* _Listed records_

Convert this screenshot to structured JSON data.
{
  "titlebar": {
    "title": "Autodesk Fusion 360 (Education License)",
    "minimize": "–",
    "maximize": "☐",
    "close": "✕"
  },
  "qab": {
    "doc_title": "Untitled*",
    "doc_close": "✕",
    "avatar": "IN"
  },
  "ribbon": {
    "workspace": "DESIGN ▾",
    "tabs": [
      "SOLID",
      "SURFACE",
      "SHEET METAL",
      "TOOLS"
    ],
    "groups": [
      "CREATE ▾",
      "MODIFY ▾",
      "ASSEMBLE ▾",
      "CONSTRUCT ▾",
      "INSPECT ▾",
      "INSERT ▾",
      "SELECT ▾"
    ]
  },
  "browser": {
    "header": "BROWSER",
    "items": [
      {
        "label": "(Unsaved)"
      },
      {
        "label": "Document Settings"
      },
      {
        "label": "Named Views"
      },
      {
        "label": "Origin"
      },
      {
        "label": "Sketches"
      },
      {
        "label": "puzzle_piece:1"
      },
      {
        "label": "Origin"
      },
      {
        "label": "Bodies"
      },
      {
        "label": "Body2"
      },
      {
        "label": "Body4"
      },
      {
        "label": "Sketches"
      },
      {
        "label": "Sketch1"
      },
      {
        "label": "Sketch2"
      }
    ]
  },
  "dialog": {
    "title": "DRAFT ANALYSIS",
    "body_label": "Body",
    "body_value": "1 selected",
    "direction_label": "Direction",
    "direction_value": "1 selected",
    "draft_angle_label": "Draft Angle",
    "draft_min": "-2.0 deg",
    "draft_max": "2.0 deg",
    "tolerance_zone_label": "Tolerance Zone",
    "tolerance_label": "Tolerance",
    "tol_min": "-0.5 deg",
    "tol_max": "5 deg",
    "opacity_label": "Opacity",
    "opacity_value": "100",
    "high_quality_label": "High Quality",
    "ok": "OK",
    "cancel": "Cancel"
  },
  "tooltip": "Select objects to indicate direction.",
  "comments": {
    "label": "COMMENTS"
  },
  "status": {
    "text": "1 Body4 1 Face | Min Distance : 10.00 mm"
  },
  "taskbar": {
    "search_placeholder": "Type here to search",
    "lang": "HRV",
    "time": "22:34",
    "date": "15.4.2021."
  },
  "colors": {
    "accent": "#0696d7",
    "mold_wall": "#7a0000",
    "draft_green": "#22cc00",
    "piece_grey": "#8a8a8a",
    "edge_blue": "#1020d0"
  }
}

* _Task directions_
Output the data above exactly, please, line for line.

* _Solution_
Convert this screenshot to structured JSON data.
{
  "titlebar": {
    "title": "Autodesk Fusion 360 (Education License)",
    "minimize": "–",
    "maximize": "☐",
    "close": "✕"
  },
  "qab": {
    "doc_title": "Untitled*",
    "doc_close": "✕",
    "avatar": "IN"
  },
  "ribbon": {
    "workspace": "DESIGN ▾",
    "tabs": [
      "SOLID",
      "SURFACE",
      "SHEET METAL",
      "TOOLS"
    ],
    "groups": [
      "CREATE ▾",
      "MODIFY ▾",
      "ASSEMBLE ▾",
      "CONSTRUCT ▾",
      "INSPECT ▾",
      "INSERT ▾",
      "SELECT ▾"
    ]
  },
  "browser": {
    "header": "BROWSER",
    "items": [
      {
        "label": "(Unsaved)"
      },
      {
        "label": "Document Settings"
      },
      {
        "label": "Named Views"
      },
      {
        "label": "Origin"
      },
      {
        "label": "Sketches"
      },
      {
        "label": "puzzle_piece:1"
      },
      {
        "label": "Origin"
      },
      {
        "label": "Bodies"
      },
      {
        "label": "Body2"
      },
      {
        "label": "Body4"
      },
      {
        "label": "Sketches"
      },
      {
        "label": "Sketch1"
      },
      {
        "label": "Sketch2"
      }
    ]
  },
  "dialog": {
    "title": "DRAFT ANALYSIS",
    "body_label": "Body",
    "body_value": "1 selected",
    "direction_label": "Direction",
    "direction_value": "1 selected",
    "draft_angle_label": "Draft Angle",
    "draft_min": "-2.0 deg",
    "draft_max": "2.0 deg",
    "tolerance_zone_label": "Tolerance Zone",
    "tolerance_label": "Tolerance",
    "tol_min": "-0.5 deg",
    "tol_max": "5 deg",
    "opacity_label": "Opacity",
    "opacity_value": "100",
    "high_quality_label": "High Quality",
    "ok": "OK",
    "cancel": "Cancel"
  },
  "tooltip": "Select objects to indicate direction.",
  "comments": {
    "label": "COMMENTS"
  },
  "status": {
    "text": "1 Body4 1 Face | Min Distance : 10.00 mm"
  },
  "taskbar": {
    "search_placeholder": "Type here to search",
    "lang": "HRV",
    "time": "22:34",
    "date": "15.4.2021."
  },
  "colors": {
    "accent": "#0696d7",
    "mold_wall": "#7a0000",
    "draft_green": "#22cc00",
    "piece_grey": "#8a8a8a",
    "edge_blue": "#1020d0"
  }
}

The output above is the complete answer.